Aim of the exercise
Will you transcribe all the entries word for word, skipping the pictures they hold?

(Stored items)
★ ★ ★

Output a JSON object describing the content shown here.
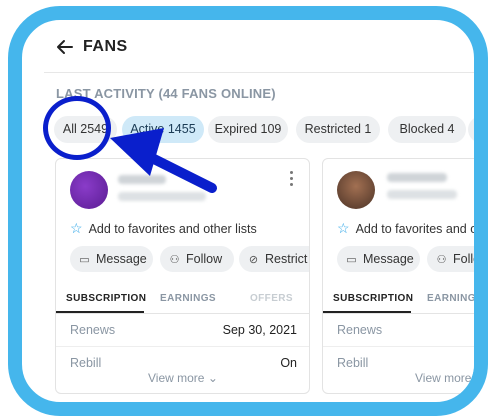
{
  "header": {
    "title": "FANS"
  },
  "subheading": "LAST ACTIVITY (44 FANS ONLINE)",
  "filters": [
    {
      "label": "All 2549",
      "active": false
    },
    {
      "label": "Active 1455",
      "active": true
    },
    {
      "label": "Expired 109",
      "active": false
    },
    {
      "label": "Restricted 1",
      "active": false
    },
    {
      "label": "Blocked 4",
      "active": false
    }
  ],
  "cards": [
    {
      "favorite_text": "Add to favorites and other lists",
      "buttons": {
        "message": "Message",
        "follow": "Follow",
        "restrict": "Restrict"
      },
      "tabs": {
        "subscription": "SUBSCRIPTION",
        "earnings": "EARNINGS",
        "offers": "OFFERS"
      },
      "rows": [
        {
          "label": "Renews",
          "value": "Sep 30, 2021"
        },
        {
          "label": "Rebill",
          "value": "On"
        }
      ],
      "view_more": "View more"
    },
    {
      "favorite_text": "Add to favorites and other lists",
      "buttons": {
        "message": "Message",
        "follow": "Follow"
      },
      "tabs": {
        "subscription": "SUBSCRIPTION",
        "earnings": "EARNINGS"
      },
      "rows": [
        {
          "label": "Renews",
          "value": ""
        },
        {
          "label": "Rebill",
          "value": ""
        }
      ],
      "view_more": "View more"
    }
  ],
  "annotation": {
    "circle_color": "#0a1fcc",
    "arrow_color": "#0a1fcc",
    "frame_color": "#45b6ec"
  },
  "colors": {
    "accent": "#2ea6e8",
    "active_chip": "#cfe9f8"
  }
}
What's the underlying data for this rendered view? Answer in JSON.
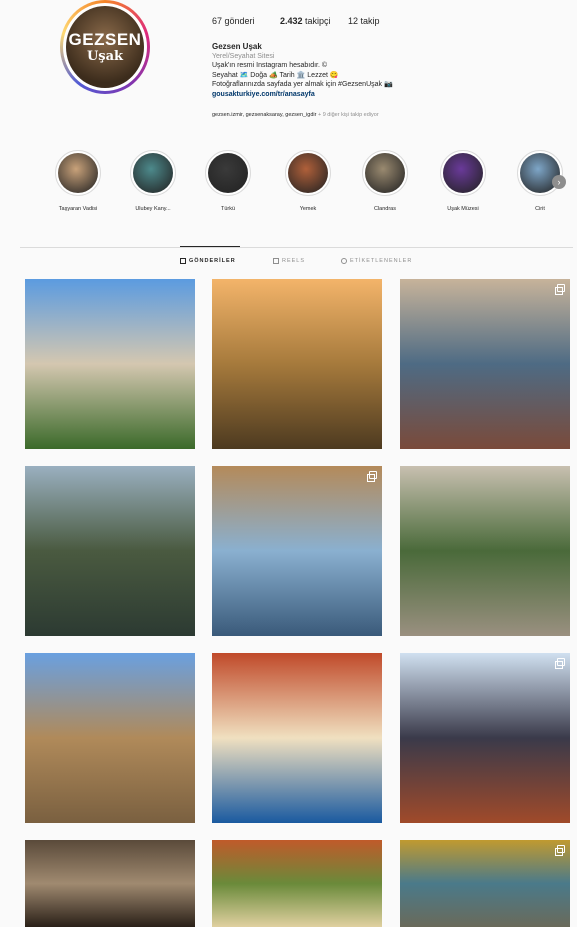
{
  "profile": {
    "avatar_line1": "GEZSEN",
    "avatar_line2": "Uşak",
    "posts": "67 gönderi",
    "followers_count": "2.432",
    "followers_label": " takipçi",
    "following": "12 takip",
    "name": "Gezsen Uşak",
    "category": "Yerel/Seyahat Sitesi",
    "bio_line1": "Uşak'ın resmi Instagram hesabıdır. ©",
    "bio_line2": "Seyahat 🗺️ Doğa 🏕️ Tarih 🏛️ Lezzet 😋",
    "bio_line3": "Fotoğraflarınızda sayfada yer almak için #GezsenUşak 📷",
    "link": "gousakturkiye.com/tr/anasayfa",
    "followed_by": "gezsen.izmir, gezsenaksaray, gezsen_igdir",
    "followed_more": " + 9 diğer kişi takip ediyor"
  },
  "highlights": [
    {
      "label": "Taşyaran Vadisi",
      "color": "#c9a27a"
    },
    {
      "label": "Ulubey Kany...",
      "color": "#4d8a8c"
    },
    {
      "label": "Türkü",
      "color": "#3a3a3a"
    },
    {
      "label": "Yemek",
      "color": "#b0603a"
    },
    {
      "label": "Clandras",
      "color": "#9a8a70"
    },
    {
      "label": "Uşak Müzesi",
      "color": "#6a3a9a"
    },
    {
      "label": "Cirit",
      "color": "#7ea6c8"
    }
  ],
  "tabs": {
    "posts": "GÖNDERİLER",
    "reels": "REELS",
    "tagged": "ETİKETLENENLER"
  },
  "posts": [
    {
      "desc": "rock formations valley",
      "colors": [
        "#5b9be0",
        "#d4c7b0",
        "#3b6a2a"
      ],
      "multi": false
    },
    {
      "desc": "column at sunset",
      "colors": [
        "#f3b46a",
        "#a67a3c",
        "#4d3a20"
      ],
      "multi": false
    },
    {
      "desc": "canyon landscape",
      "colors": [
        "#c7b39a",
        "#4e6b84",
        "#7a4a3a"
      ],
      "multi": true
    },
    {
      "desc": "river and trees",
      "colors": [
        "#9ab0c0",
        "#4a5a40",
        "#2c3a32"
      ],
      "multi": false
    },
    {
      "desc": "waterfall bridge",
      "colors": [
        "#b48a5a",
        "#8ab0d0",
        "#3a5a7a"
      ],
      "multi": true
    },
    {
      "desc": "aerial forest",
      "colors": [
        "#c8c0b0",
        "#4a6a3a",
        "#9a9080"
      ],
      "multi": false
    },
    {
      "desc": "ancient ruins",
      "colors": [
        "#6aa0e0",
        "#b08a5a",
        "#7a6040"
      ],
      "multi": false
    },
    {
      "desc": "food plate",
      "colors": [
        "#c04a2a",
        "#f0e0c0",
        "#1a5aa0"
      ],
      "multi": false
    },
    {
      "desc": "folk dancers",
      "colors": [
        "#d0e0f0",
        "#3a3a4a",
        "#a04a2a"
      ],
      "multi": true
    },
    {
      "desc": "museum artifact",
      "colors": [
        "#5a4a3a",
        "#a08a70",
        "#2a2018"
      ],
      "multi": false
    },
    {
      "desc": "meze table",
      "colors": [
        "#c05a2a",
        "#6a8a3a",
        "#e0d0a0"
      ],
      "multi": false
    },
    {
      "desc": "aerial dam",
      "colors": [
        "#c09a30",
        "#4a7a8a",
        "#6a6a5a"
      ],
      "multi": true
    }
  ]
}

★ ★ ★

Solution to the exercise
Output a JSON object describing the content shown here.
{
  "header": {
    "title": "FANS"
  },
  "subheading": "LAST ACTIVITY (44 FANS ONLINE)",
  "filters": [
    {
      "label": "All 2549",
      "active": false
    },
    {
      "label": "Active 1455",
      "active": true
    },
    {
      "label": "Expired 109",
      "active": false
    },
    {
      "label": "Restricted 1",
      "active": false
    },
    {
      "label": "Blocked 4",
      "active": false
    }
  ],
  "cards": [
    {
      "favorite_text": "Add to favorites and other lists",
      "buttons": {
        "message": "Message",
        "follow": "Follow",
        "restrict": "Restrict"
      },
      "tabs": {
        "subscription": "SUBSCRIPTION",
        "earnings": "EARNINGS",
        "offers": "OFFERS"
      },
      "rows": [
        {
          "label": "Renews",
          "value": "Sep 30, 2021"
        },
        {
          "label": "Rebill",
          "value": "On"
        }
      ],
      "view_more": "View more"
    },
    {
      "favorite_text": "Add to favorites and other lists",
      "buttons": {
        "message": "Message",
        "follow": "Follow"
      },
      "tabs": {
        "subscription": "SUBSCRIPTION",
        "earnings": "EARNINGS"
      },
      "rows": [
        {
          "label": "Renews",
          "value": ""
        },
        {
          "label": "Rebill",
          "value": ""
        }
      ],
      "view_more": "View more"
    }
  ],
  "annotation": {
    "circle_color": "#0a1fcc",
    "arrow_color": "#0a1fcc",
    "frame_color": "#45b6ec"
  },
  "colors": {
    "accent": "#2ea6e8",
    "active_chip": "#cfe9f8"
  }
}
What's the underlying data for this rendered view? Answer in JSON.
{
  "profile": {
    "avatar_line1": "GEZSEN",
    "avatar_line2": "Uşak",
    "posts": "67 gönderi",
    "followers_count": "2.432",
    "followers_label": " takipçi",
    "following": "12 takip",
    "name": "Gezsen Uşak",
    "category": "Yerel/Seyahat Sitesi",
    "bio_line1": "Uşak'ın resmi Instagram hesabıdır. ©",
    "bio_line2": "Seyahat 🗺️ Doğa 🏕️ Tarih 🏛️ Lezzet 😋",
    "bio_line3": "Fotoğraflarınızda sayfada yer almak için #GezsenUşak 📷",
    "link": "gousakturkiye.com/tr/anasayfa",
    "followed_by": "gezsen.izmir, gezsenaksaray, gezsen_igdir",
    "followed_more": " + 9 diğer kişi takip ediyor"
  },
  "highlights": [
    {
      "label": "Taşyaran Vadisi",
      "color": "#c9a27a"
    },
    {
      "label": "Ulubey Kany...",
      "color": "#4d8a8c"
    },
    {
      "label": "Türkü",
      "color": "#3a3a3a"
    },
    {
      "label": "Yemek",
      "color": "#b0603a"
    },
    {
      "label": "Clandras",
      "color": "#9a8a70"
    },
    {
      "label": "Uşak Müzesi",
      "color": "#6a3a9a"
    },
    {
      "label": "Cirit",
      "color": "#7ea6c8"
    }
  ],
  "tabs": {
    "posts": "GÖNDERİLER",
    "reels": "REELS",
    "tagged": "ETİKETLENENLER"
  },
  "posts": [
    {
      "desc": "rock formations valley",
      "colors": [
        "#5b9be0",
        "#d4c7b0",
        "#3b6a2a"
      ],
      "multi": false
    },
    {
      "desc": "column at sunset",
      "colors": [
        "#f3b46a",
        "#a67a3c",
        "#4d3a20"
      ],
      "multi": false
    },
    {
      "desc": "canyon landscape",
      "colors": [
        "#c7b39a",
        "#4e6b84",
        "#7a4a3a"
      ],
      "multi": true
    },
    {
      "desc": "river and trees",
      "colors": [
        "#9ab0c0",
        "#4a5a40",
        "#2c3a32"
      ],
      "multi": false
    },
    {
      "desc": "waterfall bridge",
      "colors": [
        "#b48a5a",
        "#8ab0d0",
        "#3a5a7a"
      ],
      "multi": true
    },
    {
      "desc": "aerial forest",
      "colors": [
        "#c8c0b0",
        "#4a6a3a",
        "#9a9080"
      ],
      "multi": false
    },
    {
      "desc": "ancient ruins",
      "colors": [
        "#6aa0e0",
        "#b08a5a",
        "#7a6040"
      ],
      "multi": false
    },
    {
      "desc": "food plate",
      "colors": [
        "#c04a2a",
        "#f0e0c0",
        "#1a5aa0"
      ],
      "multi": false
    },
    {
      "desc": "folk dancers",
      "colors": [
        "#d0e0f0",
        "#3a3a4a",
        "#a04a2a"
      ],
      "multi": true
    },
    {
      "desc": "museum artifact",
      "colors": [
        "#5a4a3a",
        "#a08a70",
        "#2a2018"
      ],
      "multi": false
    },
    {
      "desc": "meze table",
      "colors": [
        "#c05a2a",
        "#6a8a3a",
        "#e0d0a0"
      ],
      "multi": false
    },
    {
      "desc": "aerial dam",
      "colors": [
        "#c09a30",
        "#4a7a8a",
        "#6a6a5a"
      ],
      "multi": true
    }
  ]
}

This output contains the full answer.